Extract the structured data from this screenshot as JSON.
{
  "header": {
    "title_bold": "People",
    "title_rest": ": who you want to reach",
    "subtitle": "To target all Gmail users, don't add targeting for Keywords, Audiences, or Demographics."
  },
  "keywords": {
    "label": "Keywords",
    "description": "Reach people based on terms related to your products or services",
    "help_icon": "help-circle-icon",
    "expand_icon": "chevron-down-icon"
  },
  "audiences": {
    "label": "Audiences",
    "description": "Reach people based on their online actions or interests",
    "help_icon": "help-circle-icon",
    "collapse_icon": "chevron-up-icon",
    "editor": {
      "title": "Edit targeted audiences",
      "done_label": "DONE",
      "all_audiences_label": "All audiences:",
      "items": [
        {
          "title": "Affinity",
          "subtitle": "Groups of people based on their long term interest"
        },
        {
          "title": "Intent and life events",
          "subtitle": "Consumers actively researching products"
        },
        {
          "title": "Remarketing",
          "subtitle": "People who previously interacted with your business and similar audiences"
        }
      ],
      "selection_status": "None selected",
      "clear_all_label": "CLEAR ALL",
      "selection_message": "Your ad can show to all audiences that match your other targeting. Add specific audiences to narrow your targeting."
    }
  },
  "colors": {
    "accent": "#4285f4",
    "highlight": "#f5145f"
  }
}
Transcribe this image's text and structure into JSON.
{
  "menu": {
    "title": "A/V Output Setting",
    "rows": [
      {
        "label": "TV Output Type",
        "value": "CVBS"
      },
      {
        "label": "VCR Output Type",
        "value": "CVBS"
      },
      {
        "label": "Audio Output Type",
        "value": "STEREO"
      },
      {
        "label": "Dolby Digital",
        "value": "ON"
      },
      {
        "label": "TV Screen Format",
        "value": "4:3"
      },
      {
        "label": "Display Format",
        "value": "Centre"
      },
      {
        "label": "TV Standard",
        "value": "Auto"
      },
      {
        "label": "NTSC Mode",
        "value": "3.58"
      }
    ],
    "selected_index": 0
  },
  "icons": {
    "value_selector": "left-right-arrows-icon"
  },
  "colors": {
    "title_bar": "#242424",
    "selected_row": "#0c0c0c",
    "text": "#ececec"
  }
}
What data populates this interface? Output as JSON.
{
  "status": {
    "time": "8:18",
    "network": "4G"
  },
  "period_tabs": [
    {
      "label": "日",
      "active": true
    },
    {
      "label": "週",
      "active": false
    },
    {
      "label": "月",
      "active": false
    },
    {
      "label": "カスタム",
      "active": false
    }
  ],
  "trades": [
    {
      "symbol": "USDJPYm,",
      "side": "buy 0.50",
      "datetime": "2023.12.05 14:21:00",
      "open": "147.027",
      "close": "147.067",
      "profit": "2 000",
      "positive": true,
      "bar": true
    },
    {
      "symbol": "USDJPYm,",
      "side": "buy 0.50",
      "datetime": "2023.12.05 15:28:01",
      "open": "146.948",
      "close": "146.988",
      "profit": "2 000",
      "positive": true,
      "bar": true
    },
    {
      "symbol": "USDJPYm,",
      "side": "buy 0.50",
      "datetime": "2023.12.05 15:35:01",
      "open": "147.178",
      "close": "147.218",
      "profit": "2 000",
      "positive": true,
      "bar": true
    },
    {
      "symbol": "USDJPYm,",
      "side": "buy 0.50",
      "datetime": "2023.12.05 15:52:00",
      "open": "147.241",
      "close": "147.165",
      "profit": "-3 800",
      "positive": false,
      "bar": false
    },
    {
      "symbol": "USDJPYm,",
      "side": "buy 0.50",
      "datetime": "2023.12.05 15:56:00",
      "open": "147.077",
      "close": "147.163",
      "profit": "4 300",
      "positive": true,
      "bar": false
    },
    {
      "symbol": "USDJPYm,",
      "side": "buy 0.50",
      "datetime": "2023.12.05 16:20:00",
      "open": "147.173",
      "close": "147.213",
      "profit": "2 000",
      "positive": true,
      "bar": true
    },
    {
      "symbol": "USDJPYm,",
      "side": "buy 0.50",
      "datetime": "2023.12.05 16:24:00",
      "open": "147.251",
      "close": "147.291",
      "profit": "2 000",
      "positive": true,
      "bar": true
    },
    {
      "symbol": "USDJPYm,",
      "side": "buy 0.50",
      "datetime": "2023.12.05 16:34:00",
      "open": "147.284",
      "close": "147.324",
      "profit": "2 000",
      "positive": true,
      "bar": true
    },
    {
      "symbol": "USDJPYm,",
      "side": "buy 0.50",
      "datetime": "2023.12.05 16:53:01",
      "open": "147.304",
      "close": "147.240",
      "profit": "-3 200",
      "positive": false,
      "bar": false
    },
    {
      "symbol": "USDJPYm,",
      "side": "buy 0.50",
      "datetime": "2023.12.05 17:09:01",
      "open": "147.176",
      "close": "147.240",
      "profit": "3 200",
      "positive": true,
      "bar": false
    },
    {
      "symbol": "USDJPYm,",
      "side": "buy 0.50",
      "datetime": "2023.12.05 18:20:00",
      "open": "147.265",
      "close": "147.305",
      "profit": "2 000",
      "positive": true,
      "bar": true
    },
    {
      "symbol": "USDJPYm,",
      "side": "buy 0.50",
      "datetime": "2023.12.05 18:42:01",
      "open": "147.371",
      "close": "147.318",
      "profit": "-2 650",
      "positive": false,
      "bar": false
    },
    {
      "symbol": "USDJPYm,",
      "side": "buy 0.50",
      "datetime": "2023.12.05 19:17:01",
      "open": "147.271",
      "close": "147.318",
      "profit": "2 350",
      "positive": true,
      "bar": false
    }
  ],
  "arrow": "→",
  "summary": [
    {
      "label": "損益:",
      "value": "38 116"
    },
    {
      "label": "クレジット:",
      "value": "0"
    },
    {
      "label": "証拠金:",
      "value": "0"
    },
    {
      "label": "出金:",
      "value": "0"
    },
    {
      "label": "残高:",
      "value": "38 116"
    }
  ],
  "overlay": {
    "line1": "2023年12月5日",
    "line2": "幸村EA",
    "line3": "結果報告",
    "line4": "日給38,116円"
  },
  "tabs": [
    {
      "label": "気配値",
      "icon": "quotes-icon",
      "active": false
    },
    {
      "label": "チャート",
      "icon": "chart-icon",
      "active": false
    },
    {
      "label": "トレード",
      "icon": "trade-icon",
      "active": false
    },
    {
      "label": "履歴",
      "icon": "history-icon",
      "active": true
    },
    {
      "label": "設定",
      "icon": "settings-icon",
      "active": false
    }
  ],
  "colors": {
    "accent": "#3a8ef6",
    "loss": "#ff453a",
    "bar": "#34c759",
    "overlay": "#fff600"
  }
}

####

CHALLENGE: Return the material exactly as it stands.

OUTPUT:
Extract the structured data from this screenshot as JSON.
{
  "header": {
    "title_bold": "People",
    "title_rest": ": who you want to reach",
    "subtitle": "To target all Gmail users, don't add targeting for Keywords, Audiences, or Demographics."
  },
  "keywords": {
    "label": "Keywords",
    "description": "Reach people based on terms related to your products or services",
    "help_icon": "help-circle-icon",
    "expand_icon": "chevron-down-icon"
  },
  "audiences": {
    "label": "Audiences",
    "description": "Reach people based on their online actions or interests",
    "help_icon": "help-circle-icon",
    "collapse_icon": "chevron-up-icon",
    "editor": {
      "title": "Edit targeted audiences",
      "done_label": "DONE",
      "all_audiences_label": "All audiences:",
      "items": [
        {
          "title": "Affinity",
          "subtitle": "Groups of people based on their long term interest"
        },
        {
          "title": "Intent and life events",
          "subtitle": "Consumers actively researching products"
        },
        {
          "title": "Remarketing",
          "subtitle": "People who previously interacted with your business and similar audiences"
        }
      ],
      "selection_status": "None selected",
      "clear_all_label": "CLEAR ALL",
      "selection_message": "Your ad can show to all audiences that match your other targeting. Add specific audiences to narrow your targeting."
    }
  },
  "colors": {
    "accent": "#4285f4",
    "highlight": "#f5145f"
  }
}
Transcribe this image's text and structure into JSON.
{
  "menu": {
    "title": "A/V Output Setting",
    "rows": [
      {
        "label": "TV Output Type",
        "value": "CVBS"
      },
      {
        "label": "VCR Output Type",
        "value": "CVBS"
      },
      {
        "label": "Audio Output Type",
        "value": "STEREO"
      },
      {
        "label": "Dolby Digital",
        "value": "ON"
      },
      {
        "label": "TV Screen Format",
        "value": "4:3"
      },
      {
        "label": "Display Format",
        "value": "Centre"
      },
      {
        "label": "TV Standard",
        "value": "Auto"
      },
      {
        "label": "NTSC Mode",
        "value": "3.58"
      }
    ],
    "selected_index": 0
  },
  "icons": {
    "value_selector": "left-right-arrows-icon"
  },
  "colors": {
    "title_bar": "#242424",
    "selected_row": "#0c0c0c",
    "text": "#ececec"
  }
}
What data populates this interface? Output as JSON.
{
  "status": {
    "time": "8:18",
    "network": "4G"
  },
  "period_tabs": [
    {
      "label": "日",
      "active": true
    },
    {
      "label": "週",
      "active": false
    },
    {
      "label": "月",
      "active": false
    },
    {
      "label": "カスタム",
      "active": false
    }
  ],
  "trades": [
    {
      "symbol": "USDJPYm,",
      "side": "buy 0.50",
      "datetime": "2023.12.05 14:21:00",
      "open": "147.027",
      "close": "147.067",
      "profit": "2 000",
      "positive": true,
      "bar": true
    },
    {
      "symbol": "USDJPYm,",
      "side": "buy 0.50",
      "datetime": "2023.12.05 15:28:01",
      "open": "146.948",
      "close": "146.988",
      "profit": "2 000",
      "positive": true,
      "bar": true
    },
    {
      "symbol": "USDJPYm,",
      "side": "buy 0.50",
      "datetime": "2023.12.05 15:35:01",
      "open": "147.178",
      "close": "147.218",
      "profit": "2 000",
      "positive": true,
      "bar": true
    },
    {
      "symbol": "USDJPYm,",
      "side": "buy 0.50",
      "datetime": "2023.12.05 15:52:00",
      "open": "147.241",
      "close": "147.165",
      "profit": "-3 800",
      "positive": false,
      "bar": false
    },
    {
      "symbol": "USDJPYm,",
      "side": "buy 0.50",
      "datetime": "2023.12.05 15:56:00",
      "open": "147.077",
      "close": "147.163",
      "profit": "4 300",
      "positive": true,
      "bar": false
    },
    {
      "symbol": "USDJPYm,",
      "side": "buy 0.50",
      "datetime": "2023.12.05 16:20:00",
      "open": "147.173",
      "close": "147.213",
      "profit": "2 000",
      "positive": true,
      "bar": true
    },
    {
      "symbol": "USDJPYm,",
      "side": "buy 0.50",
      "datetime": "2023.12.05 16:24:00",
      "open": "147.251",
      "close": "147.291",
      "profit": "2 000",
      "positive": true,
      "bar": true
    },
    {
      "symbol": "USDJPYm,",
      "side": "buy 0.50",
      "datetime": "2023.12.05 16:34:00",
      "open": "147.284",
      "close": "147.324",
      "profit": "2 000",
      "positive": true,
      "bar": true
    },
    {
      "symbol": "USDJPYm,",
      "side": "buy 0.50",
      "datetime": "2023.12.05 16:53:01",
      "open": "147.304",
      "close": "147.240",
      "profit": "-3 200",
      "positive": false,
      "bar": false
    },
    {
      "symbol": "USDJPYm,",
      "side": "buy 0.50",
      "datetime": "2023.12.05 17:09:01",
      "open": "147.176",
      "close": "147.240",
      "profit": "3 200",
      "positive": true,
      "bar": false
    },
    {
      "symbol": "USDJPYm,",
      "side": "buy 0.50",
      "datetime": "2023.12.05 18:20:00",
      "open": "147.265",
      "close": "147.305",
      "profit": "2 000",
      "positive": true,
      "bar": true
    },
    {
      "symbol": "USDJPYm,",
      "side": "buy 0.50",
      "datetime": "2023.12.05 18:42:01",
      "open": "147.371",
      "close": "147.318",
      "profit": "-2 650",
      "positive": false,
      "bar": false
    },
    {
      "symbol": "USDJPYm,",
      "side": "buy 0.50",
      "datetime": "2023.12.05 19:17:01",
      "open": "147.271",
      "close": "147.318",
      "profit": "2 350",
      "positive": true,
      "bar": false
    }
  ],
  "arrow": "→",
  "summary": [
    {
      "label": "損益:",
      "value": "38 116"
    },
    {
      "label": "クレジット:",
      "value": "0"
    },
    {
      "label": "証拠金:",
      "value": "0"
    },
    {
      "label": "出金:",
      "value": "0"
    },
    {
      "label": "残高:",
      "value": "38 116"
    }
  ],
  "overlay": {
    "line1": "2023年12月5日",
    "line2": "幸村EA",
    "line3": "結果報告",
    "line4": "日給38,116円"
  },
  "tabs": [
    {
      "label": "気配値",
      "icon": "quotes-icon",
      "active": false
    },
    {
      "label": "チャート",
      "icon": "chart-icon",
      "active": false
    },
    {
      "label": "トレード",
      "icon": "trade-icon",
      "active": false
    },
    {
      "label": "履歴",
      "icon": "history-icon",
      "active": true
    },
    {
      "label": "設定",
      "icon": "settings-icon",
      "active": false
    }
  ],
  "colors": {
    "accent": "#3a8ef6",
    "loss": "#ff453a",
    "bar": "#34c759",
    "overlay": "#fff600"
  }
}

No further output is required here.